» **EXCERPT TO READ**
----
CLI Compatibility Manifest

May 12, 2026 · View on GitHub

cli-compat.json maps Databricks CLI versions to compatible AppKit and Agent Skills versions. The CLI uses this manifest to determine which template version to use for apps init and which skills version to use for aitools install.

Manifest format

{
  "0.296.0": { "appkit": "0.27.0", "skills": "0.1.5" },
  "0.290.0": { "appkit": "0.24.0", "skills": "0.1.4" },
  "0.280.0": { "appkit": "0.20.0", "skills": "0.1.0" }
}

Each key is a CLI version in semver format. Each entry defines a range floor: it applies to that CLI version and all versions above it, up to (but not including) the next entry. The manifest should be sparse — not every CLI version needs its own entry. Only add a new entry when a compatibility boundary changes.

For example, with the manifest above:

  • CLI 0.285.0 → uses 0.280.0 entry (appkit 0.20.0)
  • CLI 0.293.0 → uses 0.290.0 entry (appkit 0.24.0)
  • CLI 0.300.0 → uses 0.296.0 entry (appkit 0.27.0, highest versioned)
  • CLI 0.0.0-dev+abc → uses 0.296.0 entry (dev builds use the highest versioned entry)

How the CLI resolves versions

  1. Dev builds (0.0.0-dev*) → use the highest versioned entry.
  2. Exact match on CLI version → use that entry.
  3. No exact match, between two entries → use the nearest lower version's entry.
  4. Newer than all entries → use the highest versioned entry.
  5. Older than all entries → use the lowest (oldest) entry.

Manifest sources (fallback chain)

At runtime, the CLI resolves the manifest from four sources:

  1. Local cache (~/.cache/databricks/compat-manifest.json) — used if fresh (< 1 hour old).
  2. Remote fetch from GitHub — used when cache is stale or missing. On success, the local cache is updated.
  3. Stale local cache — if remote fetch fails but a previously cached file exists (even if expired), it is used as-is.
  4. Embedded manifest — compiled into the binary via go:embed. Used as last resort when both remote and local cache fail.

Set DATABRICKS_FORCE_EMBEDDED_COMPAT=true to skip all tiers and use only the embedded manifest. This is useful for local development when testing with a locally compiled binary that has a modified cli-compat.json.

When to update

The goal is to keep the manifest sparse — only add entries at compatibility boundaries. After each AppKit or Agent Skills release:

  1. Run evals on the new AppKit version. If there is no regression, proceed.
  2. Open a PR to update cli-compat.json. The change depends on the type of release:
    • No breaking changes (the new AppKit/skills version works with all existing CLI versions): update the existing highest versioned entry's appkit/skills values in-place. Do NOT add a new versioned key. All CLI versions in that range automatically pick up the new versions.
----
» **Document layout analysis listing**
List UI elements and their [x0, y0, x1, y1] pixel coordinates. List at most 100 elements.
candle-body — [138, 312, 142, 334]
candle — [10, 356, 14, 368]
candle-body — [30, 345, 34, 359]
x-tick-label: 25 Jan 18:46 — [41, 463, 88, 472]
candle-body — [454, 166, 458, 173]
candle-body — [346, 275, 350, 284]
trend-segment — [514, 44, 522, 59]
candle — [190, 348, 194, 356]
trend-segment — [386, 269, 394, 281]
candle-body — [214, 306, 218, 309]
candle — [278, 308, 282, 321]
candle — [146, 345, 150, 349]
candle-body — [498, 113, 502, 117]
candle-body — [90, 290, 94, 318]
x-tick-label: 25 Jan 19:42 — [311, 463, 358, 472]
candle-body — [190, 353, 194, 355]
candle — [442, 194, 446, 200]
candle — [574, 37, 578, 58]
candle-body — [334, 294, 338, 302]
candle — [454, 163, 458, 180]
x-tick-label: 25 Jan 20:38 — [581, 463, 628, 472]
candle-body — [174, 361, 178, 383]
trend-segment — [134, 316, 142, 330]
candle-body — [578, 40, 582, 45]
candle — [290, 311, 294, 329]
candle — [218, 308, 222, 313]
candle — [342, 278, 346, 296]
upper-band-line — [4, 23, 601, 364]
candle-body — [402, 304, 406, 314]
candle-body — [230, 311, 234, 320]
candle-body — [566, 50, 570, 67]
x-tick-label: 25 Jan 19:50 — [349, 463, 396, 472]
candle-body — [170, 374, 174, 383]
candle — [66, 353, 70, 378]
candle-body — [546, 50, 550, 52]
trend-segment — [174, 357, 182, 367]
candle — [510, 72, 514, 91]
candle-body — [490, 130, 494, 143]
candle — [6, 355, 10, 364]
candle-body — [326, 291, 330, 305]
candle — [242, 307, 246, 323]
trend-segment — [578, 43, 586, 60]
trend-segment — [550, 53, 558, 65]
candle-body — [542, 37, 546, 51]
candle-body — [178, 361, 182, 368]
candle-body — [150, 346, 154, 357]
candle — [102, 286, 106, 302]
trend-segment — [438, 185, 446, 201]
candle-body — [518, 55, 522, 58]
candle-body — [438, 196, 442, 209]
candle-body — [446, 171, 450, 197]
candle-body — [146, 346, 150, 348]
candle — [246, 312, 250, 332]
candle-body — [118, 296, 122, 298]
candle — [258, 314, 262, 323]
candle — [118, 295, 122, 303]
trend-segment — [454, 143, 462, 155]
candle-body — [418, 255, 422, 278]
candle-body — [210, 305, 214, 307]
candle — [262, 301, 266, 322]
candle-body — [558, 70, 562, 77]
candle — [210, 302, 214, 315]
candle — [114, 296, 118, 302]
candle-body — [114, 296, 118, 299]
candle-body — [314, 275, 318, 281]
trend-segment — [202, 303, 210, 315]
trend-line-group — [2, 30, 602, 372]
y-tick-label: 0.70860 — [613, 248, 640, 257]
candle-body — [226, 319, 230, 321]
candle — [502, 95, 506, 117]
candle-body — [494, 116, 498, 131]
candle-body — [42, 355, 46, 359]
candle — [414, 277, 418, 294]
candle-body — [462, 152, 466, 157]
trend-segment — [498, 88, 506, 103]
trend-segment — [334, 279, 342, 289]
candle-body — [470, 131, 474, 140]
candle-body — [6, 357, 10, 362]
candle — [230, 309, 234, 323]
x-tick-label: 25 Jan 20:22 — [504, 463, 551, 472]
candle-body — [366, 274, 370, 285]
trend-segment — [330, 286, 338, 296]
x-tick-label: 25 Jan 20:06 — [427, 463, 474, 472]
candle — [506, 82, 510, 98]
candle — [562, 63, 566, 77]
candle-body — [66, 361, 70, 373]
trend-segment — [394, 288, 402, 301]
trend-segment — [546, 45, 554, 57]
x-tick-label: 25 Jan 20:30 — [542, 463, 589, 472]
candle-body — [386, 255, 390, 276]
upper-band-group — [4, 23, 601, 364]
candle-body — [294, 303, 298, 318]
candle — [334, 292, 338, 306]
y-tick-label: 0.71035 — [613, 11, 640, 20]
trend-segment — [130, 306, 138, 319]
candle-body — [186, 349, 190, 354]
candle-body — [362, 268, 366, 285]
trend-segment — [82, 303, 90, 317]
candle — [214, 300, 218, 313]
----
» **THINGS TO DO**
1. List the four sources from which the CLI compatibility manifest page says the CLI resolves the manifest at runtime, in fallback order.
2. Continue the CLI compatibility manifest page from its last sentence.
The listing plays no part in what is asked here.

» **ANSWERS BY TASK**
1.
1. Local cache (~/.cache/databricks/compat-manifest.json)
2. Remote fetch from GitHub
3. Stale local cache
4. Embedded manifest compiled into the binary via go:embed

2.
    • Breaking changes (the new AppKit templates require specific apps init features, or the new skills version requires CLI commands that older CLIs lack): add a new entry keyed to the minimum CLI version that supports the new features. Older entries keep their previous appkit/skills values so older CLI binaries stay compatible.

This process is manual for now but can be automated as part of the release workflow in the future. Use the /bump-cli-compat Claude Code skill to automate the update and PR creation.

Validation

The manifest is validated by Go tests in libs/clicompat/:

go test ./libs/clicompat/... -run TestEmbeddedManifest -v

This checks: valid JSON, at least one entry, valid semver keys, valid semver entry values, and ascending key order.

Pruning policy

Entries MUST NOT be removed from the manifest. Older CLI binaries use the lowest entry as their floor when the CLI version is older than all entries. Pruning it causes them to silently resolve to a newer entry that may require CLI features they lack. If the manifest grows too large, consider archiving very old entries to a separate file while keeping the oldest entry as a sentinel.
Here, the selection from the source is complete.